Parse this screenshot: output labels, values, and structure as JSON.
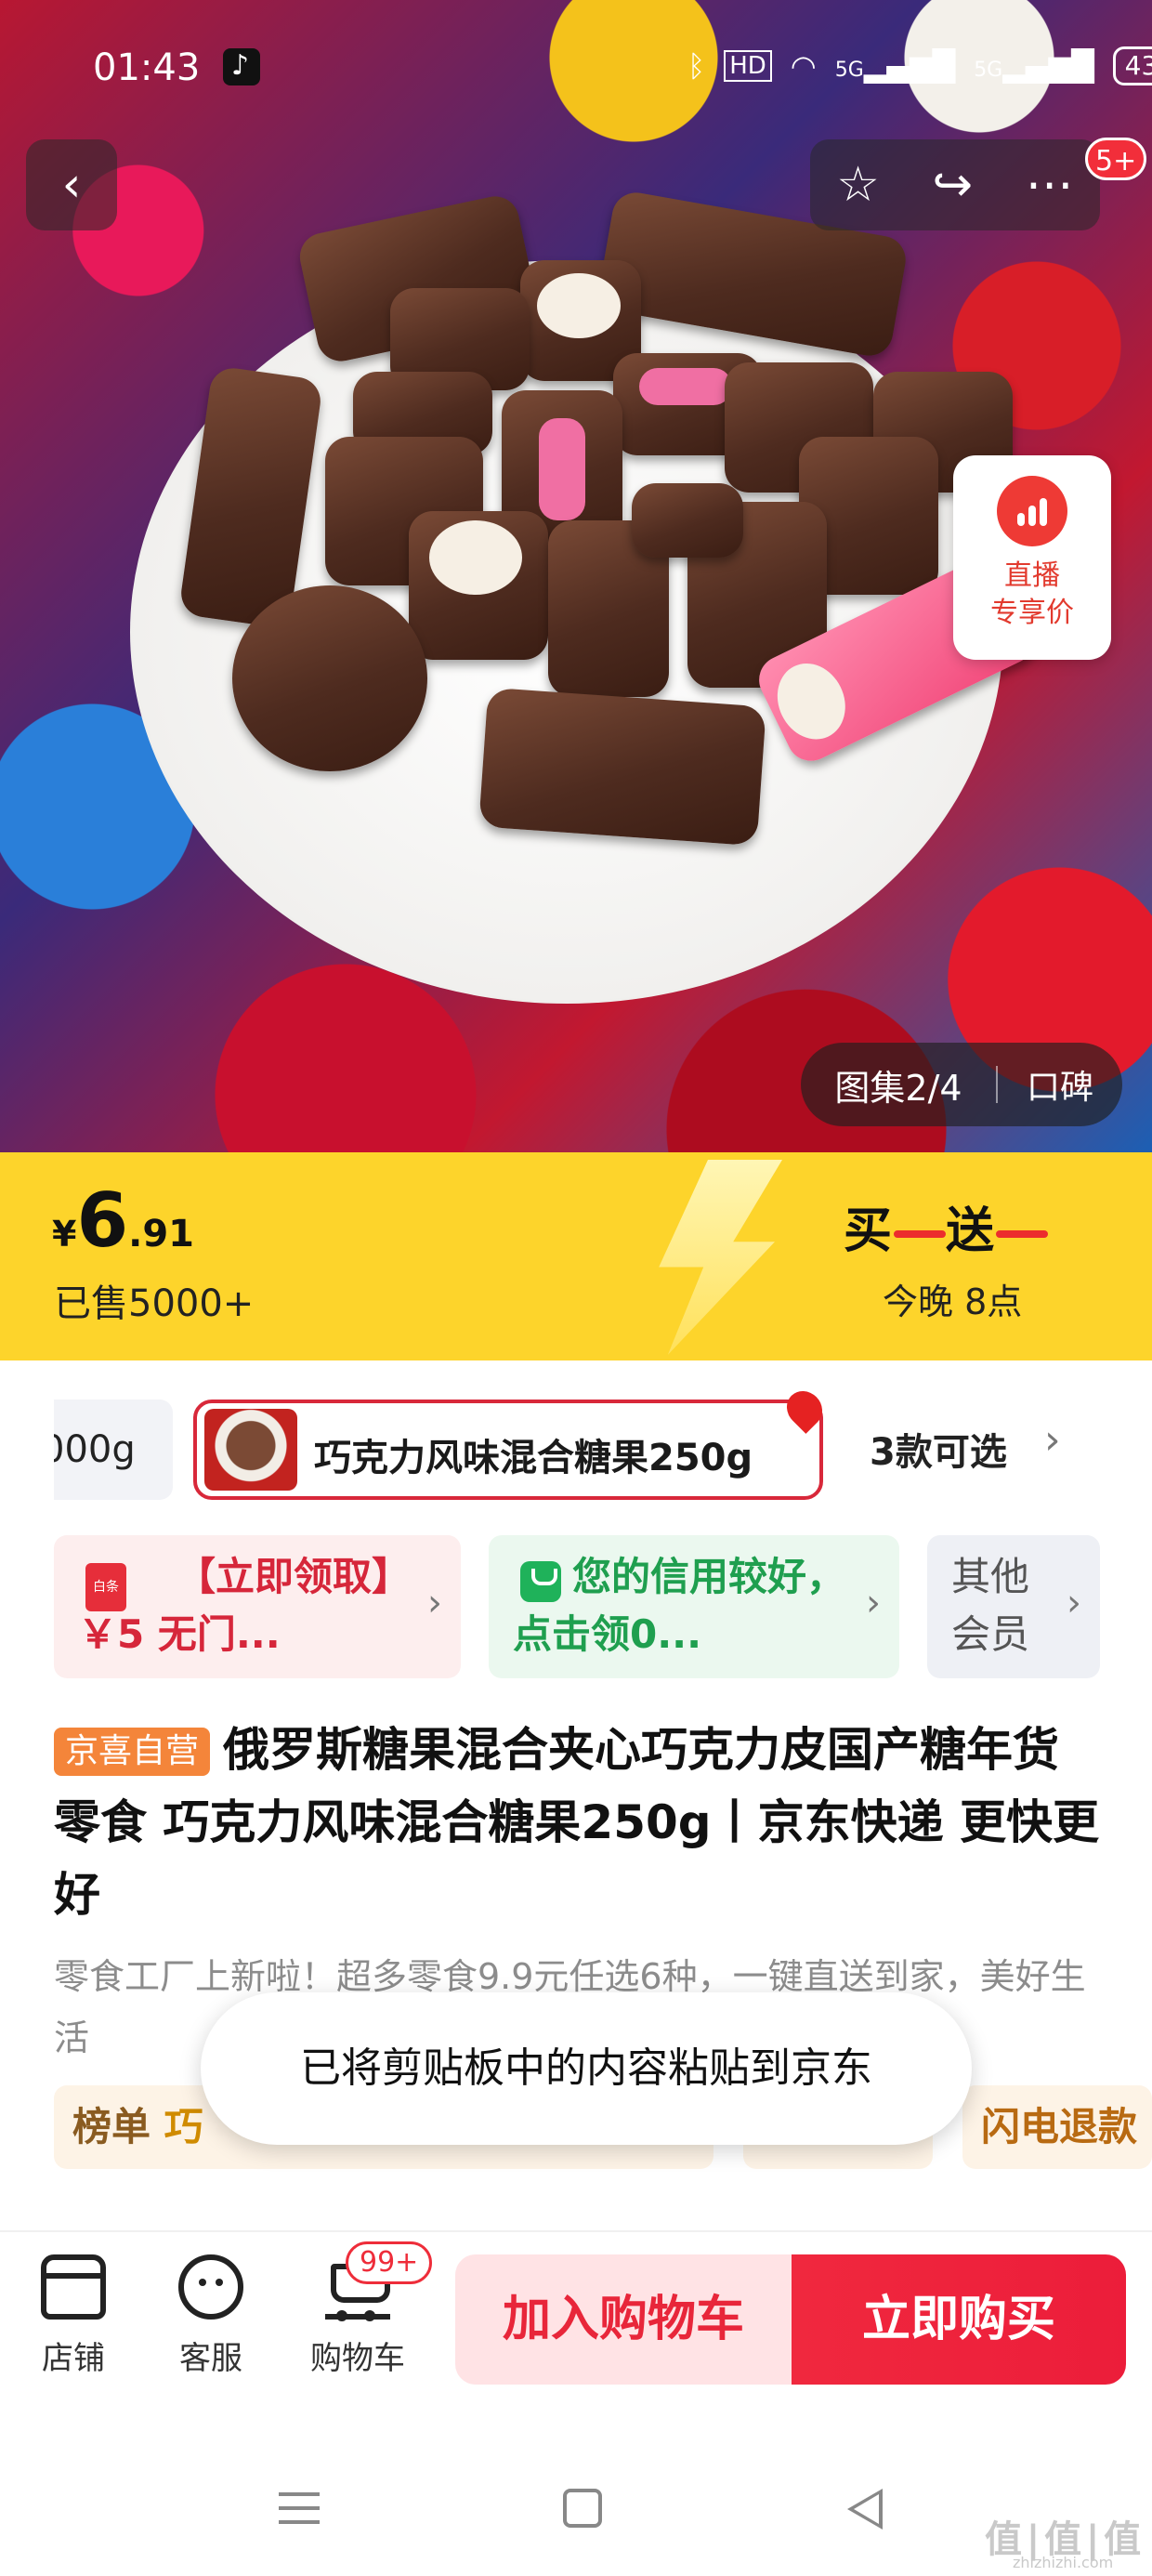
{
  "status_bar": {
    "time": "01:43",
    "network": "5G",
    "battery": "43"
  },
  "top_nav": {
    "back_icon": "chevron-left-icon",
    "favorite_icon": "star-icon",
    "share_icon": "share-icon",
    "more_icon": "ellipsis-icon",
    "notification_badge": "5+"
  },
  "live_promo": {
    "line1": "直播",
    "line2": "专享价"
  },
  "gallery": {
    "counter": "图集2/4",
    "reviews": "口碑"
  },
  "price_banner": {
    "currency": "¥",
    "price_int": "6",
    "price_dec": ".91",
    "sold": "已售5000+",
    "promo_title_a": "买",
    "promo_title_b": "送",
    "promo_sub": "今晚 8点"
  },
  "variants": {
    "prev_label": "000g",
    "active_label": "巧克力风味混合糖果250g",
    "count": "3款可选"
  },
  "coupons": [
    {
      "text": "【立即领取】￥5 无门...",
      "icon_label": "白条"
    },
    {
      "text": "您的信用较好，点击领0..."
    },
    {
      "text": "其他会员"
    }
  ],
  "product": {
    "store_tag": "京喜自营",
    "title": "俄罗斯糖果混合夹心巧克力皮国产糖年货零食 巧克力风味混合糖果250g丨京东快递 更快更好",
    "desc": "零食工厂上新啦！超多零食9.9元任选6种，一键直送到家，美好生活"
  },
  "ranking": {
    "label": "榜单",
    "highlight": "巧",
    "right_label": "闪电退款"
  },
  "toast": "已将剪贴板中的内容粘贴到京东",
  "bottom_bar": {
    "shop": "店铺",
    "service": "客服",
    "cart": "购物车",
    "cart_badge": "99+",
    "add_to_cart": "加入购物车",
    "buy_now": "立即购买"
  },
  "watermark": {
    "main": "值|值|值",
    "sub": "zhizhizhi.com"
  },
  "colors": {
    "price_banner_bg": "#fdd42b",
    "accent_red": "#ec1d3a",
    "store_tag_orange": "#f4853a"
  }
}
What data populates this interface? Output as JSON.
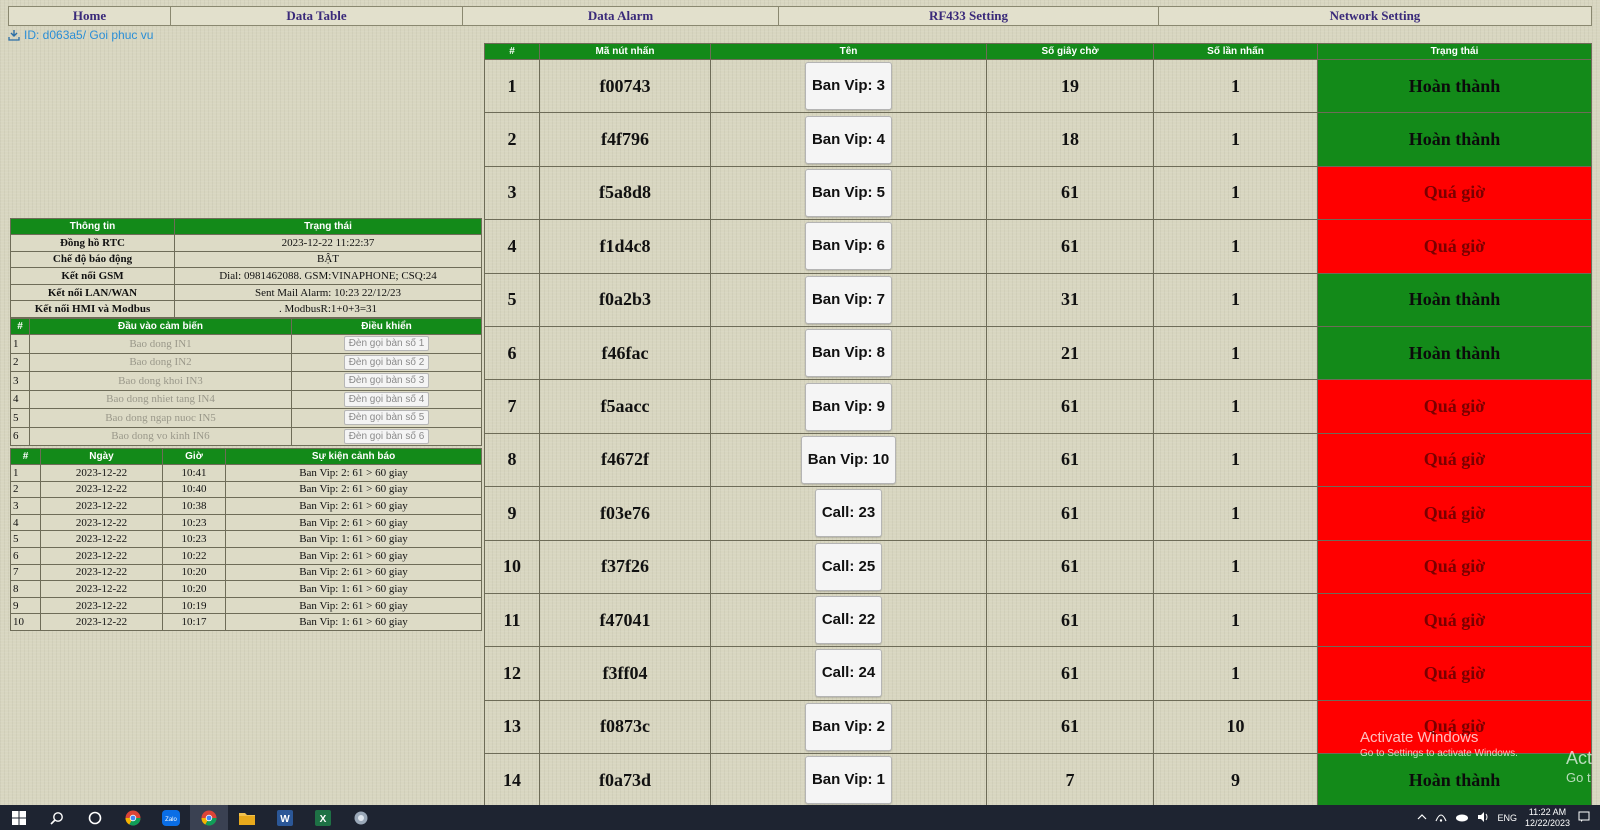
{
  "nav": {
    "items": [
      "Home",
      "Data Table",
      "Data Alarm",
      "RF433 Setting",
      "Network Setting"
    ]
  },
  "device_id": "ID: d063a5/ Goi phuc vu",
  "info_table": {
    "headers": [
      "Thông tin",
      "Trạng thái"
    ],
    "rows": [
      {
        "key": "Đồng hồ RTC",
        "value": "2023-12-22 11:22:37"
      },
      {
        "key": "Chế độ báo động",
        "value": "BẬT"
      },
      {
        "key": "Kết nối GSM",
        "value": "Dial: 0981462088. GSM:VINAPHONE; CSQ:24"
      },
      {
        "key": "Kết nối LAN/WAN",
        "value": "Sent Mail Alarm: 10:23 22/12/23"
      },
      {
        "key": "Kết nối HMI và Modbus",
        "value": ". ModbusR:1+0+3=31"
      }
    ]
  },
  "sensor_table": {
    "headers": [
      "#",
      "Đầu vào cảm biến",
      "Điều khiển"
    ],
    "rows": [
      {
        "idx": "1",
        "name": "Bao dong IN1",
        "control": "Đèn gọi bàn số 1"
      },
      {
        "idx": "2",
        "name": "Bao dong IN2",
        "control": "Đèn gọi bàn số 2"
      },
      {
        "idx": "3",
        "name": "Bao dong khoi IN3",
        "control": "Đèn gọi bàn số 3"
      },
      {
        "idx": "4",
        "name": "Bao dong nhiet tang IN4",
        "control": "Đèn gọi bàn số 4"
      },
      {
        "idx": "5",
        "name": "Bao dong ngap nuoc IN5",
        "control": "Đèn gọi bàn số 5"
      },
      {
        "idx": "6",
        "name": "Bao dong vo kinh IN6",
        "control": "Đèn gọi bàn số 6"
      }
    ]
  },
  "event_table": {
    "headers": [
      "#",
      "Ngày",
      "Giờ",
      "Sự kiện cảnh báo"
    ],
    "rows": [
      {
        "idx": "1",
        "date": "2023-12-22",
        "time": "10:41",
        "event": "Ban Vip: 2: 61 > 60 giay"
      },
      {
        "idx": "2",
        "date": "2023-12-22",
        "time": "10:40",
        "event": "Ban Vip: 2: 61 > 60 giay"
      },
      {
        "idx": "3",
        "date": "2023-12-22",
        "time": "10:38",
        "event": "Ban Vip: 2: 61 > 60 giay"
      },
      {
        "idx": "4",
        "date": "2023-12-22",
        "time": "10:23",
        "event": "Ban Vip: 2: 61 > 60 giay"
      },
      {
        "idx": "5",
        "date": "2023-12-22",
        "time": "10:23",
        "event": "Ban Vip: 1: 61 > 60 giay"
      },
      {
        "idx": "6",
        "date": "2023-12-22",
        "time": "10:22",
        "event": "Ban Vip: 2: 61 > 60 giay"
      },
      {
        "idx": "7",
        "date": "2023-12-22",
        "time": "10:20",
        "event": "Ban Vip: 2: 61 > 60 giay"
      },
      {
        "idx": "8",
        "date": "2023-12-22",
        "time": "10:20",
        "event": "Ban Vip: 1: 61 > 60 giay"
      },
      {
        "idx": "9",
        "date": "2023-12-22",
        "time": "10:19",
        "event": "Ban Vip: 2: 61 > 60 giay"
      },
      {
        "idx": "10",
        "date": "2023-12-22",
        "time": "10:17",
        "event": "Ban Vip: 1: 61 > 60 giay"
      }
    ]
  },
  "main_table": {
    "headers": [
      "#",
      "Mã nút nhấn",
      "Tên",
      "Số giây chờ",
      "Số lần nhấn",
      "Trạng thái"
    ],
    "rows": [
      {
        "idx": "1",
        "code": "f00743",
        "name": "Ban Vip: 3",
        "wait": "19",
        "presses": "1",
        "status": "Hoàn thành",
        "state": "done"
      },
      {
        "idx": "2",
        "code": "f4f796",
        "name": "Ban Vip: 4",
        "wait": "18",
        "presses": "1",
        "status": "Hoàn thành",
        "state": "done"
      },
      {
        "idx": "3",
        "code": "f5a8d8",
        "name": "Ban Vip: 5",
        "wait": "61",
        "presses": "1",
        "status": "Quá giờ",
        "state": "late"
      },
      {
        "idx": "4",
        "code": "f1d4c8",
        "name": "Ban Vip: 6",
        "wait": "61",
        "presses": "1",
        "status": "Quá giờ",
        "state": "late"
      },
      {
        "idx": "5",
        "code": "f0a2b3",
        "name": "Ban Vip: 7",
        "wait": "31",
        "presses": "1",
        "status": "Hoàn thành",
        "state": "done"
      },
      {
        "idx": "6",
        "code": "f46fac",
        "name": "Ban Vip: 8",
        "wait": "21",
        "presses": "1",
        "status": "Hoàn thành",
        "state": "done"
      },
      {
        "idx": "7",
        "code": "f5aacc",
        "name": "Ban Vip: 9",
        "wait": "61",
        "presses": "1",
        "status": "Quá giờ",
        "state": "late"
      },
      {
        "idx": "8",
        "code": "f4672f",
        "name": "Ban Vip: 10",
        "wait": "61",
        "presses": "1",
        "status": "Quá giờ",
        "state": "late"
      },
      {
        "idx": "9",
        "code": "f03e76",
        "name": "Call: 23",
        "wait": "61",
        "presses": "1",
        "status": "Quá giờ",
        "state": "late"
      },
      {
        "idx": "10",
        "code": "f37f26",
        "name": "Call: 25",
        "wait": "61",
        "presses": "1",
        "status": "Quá giờ",
        "state": "late"
      },
      {
        "idx": "11",
        "code": "f47041",
        "name": "Call: 22",
        "wait": "61",
        "presses": "1",
        "status": "Quá giờ",
        "state": "late"
      },
      {
        "idx": "12",
        "code": "f3ff04",
        "name": "Call: 24",
        "wait": "61",
        "presses": "1",
        "status": "Quá giờ",
        "state": "late"
      },
      {
        "idx": "13",
        "code": "f0873c",
        "name": "Ban Vip: 2",
        "wait": "61",
        "presses": "10",
        "status": "Quá giờ",
        "state": "late"
      },
      {
        "idx": "14",
        "code": "f0a73d",
        "name": "Ban Vip: 1",
        "wait": "7",
        "presses": "9",
        "status": "Hoàn thành",
        "state": "done"
      }
    ]
  },
  "colors": {
    "header_green": "#138a19",
    "status_done": "#138a19",
    "status_late": "#ff0000",
    "nav_text": "#3a2a7a",
    "id_text": "#2a8ed6",
    "taskbar": "#1e2431"
  },
  "watermark": {
    "title": "Activate Windows",
    "subtitle": "Go to Settings to activate Windows.",
    "edge_1": "Act",
    "edge_2": "Go t"
  },
  "taskbar": {
    "icons": [
      "windows-start-icon",
      "search-icon",
      "cortana-icon",
      "chrome-icon",
      "zalo-icon",
      "chrome-profile-icon",
      "file-explorer-icon",
      "word-icon",
      "excel-icon",
      "app-icon"
    ],
    "zalo_label": "Zalo",
    "word_label": "W",
    "excel_label": "X",
    "lang": "ENG",
    "time": "11:22 AM",
    "date": "12/22/2023"
  }
}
----
*Goal*.
Copy each line above where the string "time" occurs.

*Solution to this problem*.
    "time": "01:43",
        "time": "10:41",
        "time": "10:40",
        "time": "10:38",
        "time": "10:23",
        "time": "10:23",
        "time": "10:22",
        "time": "10:20",
        "time": "10:20",
        "time": "10:19",
        "time": "10:17",
    "time": "11:22 AM",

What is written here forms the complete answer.